### Required action
Recast the paragraph of the passage on UNIX time that begins "He means a WLIW system" as a bulleted list that keeps its main facts.

### Supplied passage

▬▬▬

He means a WLIW system with a 1,024-bit (1-kibibit) instruction set. This is along the lines of 4-bit (e.g. pocket calculators) → 8-bit (e.g. Commodore 64) → 16-bit (e.g. Intel 8086) → 32-bit (e.g. IA-32 / x86-32 / i386 / x86) → 64-bit (e.g. x86-64 and IA-64) → ... system development, to which there are exceptions.
On January 19, 2038 [...] at 3:14:07 GMT, UNIX will be exactly 1 billion seconds old
UNIX was created in 1969, not on January 1, 1970 at 0:00:00 UTC (not GMT; GMT was equal to UT untill the introduction of UTC) - the UNIX epoch was chosen to be a round date and time, which is not even the start of the 1970es decade. 1 billion seconds since the UNIX / POSIX epoch occurred on September 9, 2001 at 01:46:40 UTC, not on January 19, 2038 at 03:14:07 UTC. Also, 2^32 (4,294,967,296) seconds since the UNIX / POSIX epoch will occur on January 19, 2038 at 03:14:0
8 UTC - this is the time at which software on 32-bit UNIX / POSIX systems will start experiencing problems - if you want to know what kind, just set a 32-bit UNIX / POSIX systems' hardware clock to January 19, 2038 at 03:00:00 UTC, reboot, and see what happens. 2^64 (18,446,744,073,709,551,616) seconds since the UNIX / POSIX epoch will occur on December 4, 292,277,026,596 at 15:30:08 UTC - this is the time at which software on 64-bit UNIX / POSIX systems will start experiencing problems; however, this will not be a problem for anyone on Earth as the Sun will enter a red giant phase in 5 billion years and will have a maximum radius beyond the Earths' present orbit - meaning it will burn, melt, and swallow the Earth - 64-bit UNIX / POSIX systems beyond the Solar system can, however, remain fully operational for another 287 billion years.

▬▬▬

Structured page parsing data
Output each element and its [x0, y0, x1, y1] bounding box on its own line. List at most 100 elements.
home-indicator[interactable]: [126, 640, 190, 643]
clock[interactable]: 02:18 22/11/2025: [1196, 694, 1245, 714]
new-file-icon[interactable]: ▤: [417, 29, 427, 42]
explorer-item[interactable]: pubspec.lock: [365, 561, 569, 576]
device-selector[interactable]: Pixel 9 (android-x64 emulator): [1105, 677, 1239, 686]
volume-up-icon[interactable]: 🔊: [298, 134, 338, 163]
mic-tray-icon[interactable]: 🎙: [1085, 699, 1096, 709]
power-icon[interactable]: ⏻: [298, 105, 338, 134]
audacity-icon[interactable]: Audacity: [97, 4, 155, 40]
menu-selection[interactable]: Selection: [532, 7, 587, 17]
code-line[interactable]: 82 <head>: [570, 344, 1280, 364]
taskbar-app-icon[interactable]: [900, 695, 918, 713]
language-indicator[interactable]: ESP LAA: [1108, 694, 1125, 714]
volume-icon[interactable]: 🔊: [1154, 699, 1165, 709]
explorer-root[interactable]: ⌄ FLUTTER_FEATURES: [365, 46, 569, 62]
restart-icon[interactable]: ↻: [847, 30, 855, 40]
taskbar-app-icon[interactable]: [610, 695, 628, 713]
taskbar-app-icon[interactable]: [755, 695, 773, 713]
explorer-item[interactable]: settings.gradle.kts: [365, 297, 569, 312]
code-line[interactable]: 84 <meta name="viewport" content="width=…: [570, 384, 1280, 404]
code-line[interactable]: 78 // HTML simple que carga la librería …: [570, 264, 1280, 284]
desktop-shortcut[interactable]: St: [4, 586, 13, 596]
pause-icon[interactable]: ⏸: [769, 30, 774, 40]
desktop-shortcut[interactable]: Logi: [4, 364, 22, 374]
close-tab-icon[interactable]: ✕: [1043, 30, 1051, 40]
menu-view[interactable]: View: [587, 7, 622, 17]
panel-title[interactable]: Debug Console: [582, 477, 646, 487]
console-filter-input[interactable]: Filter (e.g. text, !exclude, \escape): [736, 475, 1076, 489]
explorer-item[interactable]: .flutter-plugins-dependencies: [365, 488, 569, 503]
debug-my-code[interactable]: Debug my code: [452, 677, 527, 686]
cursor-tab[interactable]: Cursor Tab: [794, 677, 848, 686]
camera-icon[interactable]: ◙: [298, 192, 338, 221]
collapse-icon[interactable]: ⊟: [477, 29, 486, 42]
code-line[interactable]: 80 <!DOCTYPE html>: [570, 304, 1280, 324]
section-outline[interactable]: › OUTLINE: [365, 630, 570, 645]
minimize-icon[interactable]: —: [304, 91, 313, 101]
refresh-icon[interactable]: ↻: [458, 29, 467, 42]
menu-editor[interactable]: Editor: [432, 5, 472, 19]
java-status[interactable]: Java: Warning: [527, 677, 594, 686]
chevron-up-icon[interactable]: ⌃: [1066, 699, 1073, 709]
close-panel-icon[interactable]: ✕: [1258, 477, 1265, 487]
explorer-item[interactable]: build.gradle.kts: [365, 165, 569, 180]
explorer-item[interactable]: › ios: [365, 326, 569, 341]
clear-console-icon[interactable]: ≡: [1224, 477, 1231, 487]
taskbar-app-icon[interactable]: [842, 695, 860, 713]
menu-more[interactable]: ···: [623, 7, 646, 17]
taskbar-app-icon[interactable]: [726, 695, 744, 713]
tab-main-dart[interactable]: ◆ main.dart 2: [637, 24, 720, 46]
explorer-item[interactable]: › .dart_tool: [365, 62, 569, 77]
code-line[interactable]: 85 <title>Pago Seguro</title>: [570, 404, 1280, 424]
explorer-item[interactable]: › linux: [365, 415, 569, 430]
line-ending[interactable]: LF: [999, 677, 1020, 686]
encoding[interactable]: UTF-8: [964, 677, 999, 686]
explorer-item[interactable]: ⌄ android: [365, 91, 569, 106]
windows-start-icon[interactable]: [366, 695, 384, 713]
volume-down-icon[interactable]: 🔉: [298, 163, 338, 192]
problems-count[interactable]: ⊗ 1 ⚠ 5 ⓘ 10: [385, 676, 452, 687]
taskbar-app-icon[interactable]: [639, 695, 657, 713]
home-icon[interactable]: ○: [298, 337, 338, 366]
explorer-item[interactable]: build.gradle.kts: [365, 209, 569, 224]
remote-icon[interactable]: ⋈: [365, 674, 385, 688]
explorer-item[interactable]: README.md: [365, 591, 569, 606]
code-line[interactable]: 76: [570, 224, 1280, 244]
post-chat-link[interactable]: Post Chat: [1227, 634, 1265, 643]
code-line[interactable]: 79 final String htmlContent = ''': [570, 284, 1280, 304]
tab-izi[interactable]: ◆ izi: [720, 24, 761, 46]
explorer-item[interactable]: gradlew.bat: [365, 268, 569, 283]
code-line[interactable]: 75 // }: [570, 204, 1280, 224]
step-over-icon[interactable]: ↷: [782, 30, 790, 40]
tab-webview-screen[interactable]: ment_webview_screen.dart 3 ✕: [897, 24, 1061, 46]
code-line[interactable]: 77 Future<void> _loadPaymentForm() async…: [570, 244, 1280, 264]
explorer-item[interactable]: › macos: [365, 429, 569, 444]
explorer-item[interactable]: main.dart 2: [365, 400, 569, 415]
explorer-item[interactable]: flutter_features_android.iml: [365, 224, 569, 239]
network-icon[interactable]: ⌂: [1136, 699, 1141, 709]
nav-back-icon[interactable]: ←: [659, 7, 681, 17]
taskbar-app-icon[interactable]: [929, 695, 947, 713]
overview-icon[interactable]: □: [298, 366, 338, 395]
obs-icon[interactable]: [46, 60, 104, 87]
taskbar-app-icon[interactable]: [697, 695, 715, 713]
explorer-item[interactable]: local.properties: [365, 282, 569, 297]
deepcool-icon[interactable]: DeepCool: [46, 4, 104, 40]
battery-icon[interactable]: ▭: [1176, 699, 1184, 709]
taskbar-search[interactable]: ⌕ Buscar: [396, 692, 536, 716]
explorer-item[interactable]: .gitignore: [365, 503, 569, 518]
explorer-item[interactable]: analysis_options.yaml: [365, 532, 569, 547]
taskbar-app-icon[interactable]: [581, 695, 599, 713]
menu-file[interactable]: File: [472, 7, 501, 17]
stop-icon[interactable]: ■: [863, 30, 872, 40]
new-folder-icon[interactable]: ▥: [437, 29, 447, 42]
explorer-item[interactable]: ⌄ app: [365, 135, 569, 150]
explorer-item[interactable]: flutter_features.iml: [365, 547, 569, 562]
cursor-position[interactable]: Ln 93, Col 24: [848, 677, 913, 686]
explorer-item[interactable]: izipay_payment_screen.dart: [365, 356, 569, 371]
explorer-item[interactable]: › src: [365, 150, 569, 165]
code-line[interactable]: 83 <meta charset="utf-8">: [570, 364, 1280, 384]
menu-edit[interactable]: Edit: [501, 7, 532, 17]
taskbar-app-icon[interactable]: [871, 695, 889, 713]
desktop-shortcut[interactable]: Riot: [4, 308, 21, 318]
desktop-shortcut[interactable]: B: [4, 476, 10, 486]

▬▬▬

### Answer space
- The system meant is a WLIW system with a 1,024-bit (1-kibibit) instruction set.
- It follows the line of system development:
  - 4-bit (e.g. pocket calculators)
  - 8-bit (e.g. Commodore 64)
  - 16-bit (e.g. Intel 8086)
  - 32-bit (e.g. IA-32 / x86-32 / i386 / x86)
  - 64-bit (e.g. x86-64 and IA-64)
- There are exceptions to this line of development.